Copy out each line exactly as it appears.

Figure content listings:
/---
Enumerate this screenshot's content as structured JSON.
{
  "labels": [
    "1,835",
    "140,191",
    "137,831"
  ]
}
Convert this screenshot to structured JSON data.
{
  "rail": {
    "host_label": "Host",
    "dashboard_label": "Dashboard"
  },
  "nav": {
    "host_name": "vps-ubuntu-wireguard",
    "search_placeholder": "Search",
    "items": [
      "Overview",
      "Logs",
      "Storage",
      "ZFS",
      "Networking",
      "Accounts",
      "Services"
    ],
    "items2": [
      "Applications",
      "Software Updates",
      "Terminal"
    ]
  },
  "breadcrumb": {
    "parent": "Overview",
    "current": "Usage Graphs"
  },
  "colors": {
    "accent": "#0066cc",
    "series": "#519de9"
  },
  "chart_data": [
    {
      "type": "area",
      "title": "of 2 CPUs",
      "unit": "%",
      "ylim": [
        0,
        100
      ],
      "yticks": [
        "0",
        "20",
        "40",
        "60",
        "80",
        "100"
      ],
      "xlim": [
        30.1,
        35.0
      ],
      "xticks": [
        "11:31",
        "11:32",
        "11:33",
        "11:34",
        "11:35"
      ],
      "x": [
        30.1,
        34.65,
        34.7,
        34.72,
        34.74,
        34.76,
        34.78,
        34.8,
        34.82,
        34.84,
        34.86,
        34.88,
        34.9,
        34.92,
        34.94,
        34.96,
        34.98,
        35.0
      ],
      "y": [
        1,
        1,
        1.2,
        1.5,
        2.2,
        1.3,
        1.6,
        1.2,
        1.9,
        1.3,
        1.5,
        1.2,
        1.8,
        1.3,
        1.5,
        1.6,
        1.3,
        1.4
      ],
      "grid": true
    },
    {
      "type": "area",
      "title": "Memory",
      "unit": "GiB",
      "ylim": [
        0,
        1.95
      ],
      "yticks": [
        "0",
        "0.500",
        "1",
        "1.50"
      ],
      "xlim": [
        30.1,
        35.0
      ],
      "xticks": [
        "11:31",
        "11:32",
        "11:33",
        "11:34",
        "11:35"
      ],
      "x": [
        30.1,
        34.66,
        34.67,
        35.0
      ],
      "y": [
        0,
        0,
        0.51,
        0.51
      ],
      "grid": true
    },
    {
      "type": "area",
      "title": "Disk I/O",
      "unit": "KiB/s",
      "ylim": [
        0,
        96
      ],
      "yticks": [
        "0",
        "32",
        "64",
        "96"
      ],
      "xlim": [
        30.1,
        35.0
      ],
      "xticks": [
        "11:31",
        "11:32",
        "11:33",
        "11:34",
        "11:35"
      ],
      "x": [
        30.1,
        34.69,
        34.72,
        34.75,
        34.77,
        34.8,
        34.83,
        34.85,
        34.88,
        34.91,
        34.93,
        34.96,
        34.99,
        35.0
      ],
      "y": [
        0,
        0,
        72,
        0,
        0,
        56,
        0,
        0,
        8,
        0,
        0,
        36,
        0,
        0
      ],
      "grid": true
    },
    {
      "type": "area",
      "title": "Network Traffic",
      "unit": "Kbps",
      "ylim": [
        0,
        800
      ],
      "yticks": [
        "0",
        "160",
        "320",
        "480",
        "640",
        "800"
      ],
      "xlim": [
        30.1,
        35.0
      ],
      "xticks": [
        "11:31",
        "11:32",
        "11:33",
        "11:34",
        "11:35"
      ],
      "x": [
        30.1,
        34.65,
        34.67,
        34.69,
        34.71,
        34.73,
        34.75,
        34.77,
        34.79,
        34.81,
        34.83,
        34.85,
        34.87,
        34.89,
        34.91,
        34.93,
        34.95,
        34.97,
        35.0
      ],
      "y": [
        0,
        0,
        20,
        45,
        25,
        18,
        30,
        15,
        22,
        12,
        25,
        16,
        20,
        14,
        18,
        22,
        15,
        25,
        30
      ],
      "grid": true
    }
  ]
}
\---
# Result for this exercise
Enumerate this screenshot's content as structured JSON.
{
  "labels": [
    "1,835",
    "140,191",
    "137,831"
  ]
}
Convert this screenshot to structured JSON data.
{
  "rail": {
    "host_label": "Host",
    "dashboard_label": "Dashboard"
  },
  "nav": {
    "host_name": "vps-ubuntu-wireguard",
    "search_placeholder": "Search",
    "items": [
      "Overview",
      "Logs",
      "Storage",
      "ZFS",
      "Networking",
      "Accounts",
      "Services"
    ],
    "items2": [
      "Applications",
      "Software Updates",
      "Terminal"
    ]
  },
  "breadcrumb": {
    "parent": "Overview",
    "current": "Usage Graphs"
  },
  "colors": {
    "accent": "#0066cc",
    "series": "#519de9"
  },
  "chart_data": [
    {
      "type": "area",
      "title": "of 2 CPUs",
      "unit": "%",
      "ylim": [
        0,
        100
      ],
      "yticks": [
        "0",
        "20",
        "40",
        "60",
        "80",
        "100"
      ],
      "xlim": [
        30.1,
        35.0
      ],
      "xticks": [
        "11:31",
        "11:32",
        "11:33",
        "11:34",
        "11:35"
      ],
      "x": [
        30.1,
        34.65,
        34.7,
        34.72,
        34.74,
        34.76,
        34.78,
        34.8,
        34.82,
        34.84,
        34.86,
        34.88,
        34.9,
        34.92,
        34.94,
        34.96,
        34.98,
        35.0
      ],
      "y": [
        1,
        1,
        1.2,
        1.5,
        2.2,
        1.3,
        1.6,
        1.2,
        1.9,
        1.3,
        1.5,
        1.2,
        1.8,
        1.3,
        1.5,
        1.6,
        1.3,
        1.4
      ],
      "grid": true
    },
    {
      "type": "area",
      "title": "Memory",
      "unit": "GiB",
      "ylim": [
        0,
        1.95
      ],
      "yticks": [
        "0",
        "0.500",
        "1",
        "1.50"
      ],
      "xlim": [
        30.1,
        35.0
      ],
      "xticks": [
        "11:31",
        "11:32",
        "11:33",
        "11:34",
        "11:35"
      ],
      "x": [
        30.1,
        34.66,
        34.67,
        35.0
      ],
      "y": [
        0,
        0,
        0.51,
        0.51
      ],
      "grid": true
    },
    {
      "type": "area",
      "title": "Disk I/O",
      "unit": "KiB/s",
      "ylim": [
        0,
        96
      ],
      "yticks": [
        "0",
        "32",
        "64",
        "96"
      ],
      "xlim": [
        30.1,
        35.0
      ],
      "xticks": [
        "11:31",
        "11:32",
        "11:33",
        "11:34",
        "11:35"
      ],
      "x": [
        30.1,
        34.69,
        34.72,
        34.75,
        34.77,
        34.8,
        34.83,
        34.85,
        34.88,
        34.91,
        34.93,
        34.96,
        34.99,
        35.0
      ],
      "y": [
        0,
        0,
        72,
        0,
        0,
        56,
        0,
        0,
        8,
        0,
        0,
        36,
        0,
        0
      ],
      "grid": true
    },
    {
      "type": "area",
      "title": "Network Traffic",
      "unit": "Kbps",
      "ylim": [
        0,
        800
      ],
      "yticks": [
        "0",
        "160",
        "320",
        "480",
        "640",
        "800"
      ],
      "xlim": [
        30.1,
        35.0
      ],
      "xticks": [
        "11:31",
        "11:32",
        "11:33",
        "11:34",
        "11:35"
      ],
      "x": [
        30.1,
        34.65,
        34.67,
        34.69,
        34.71,
        34.73,
        34.75,
        34.77,
        34.79,
        34.81,
        34.83,
        34.85,
        34.87,
        34.89,
        34.91,
        34.93,
        34.95,
        34.97,
        35.0
      ],
      "y": [
        0,
        0,
        20,
        45,
        25,
        18,
        30,
        15,
        22,
        12,
        25,
        16,
        20,
        14,
        18,
        22,
        15,
        25,
        30
      ],
      "grid": true
    }
  ]
}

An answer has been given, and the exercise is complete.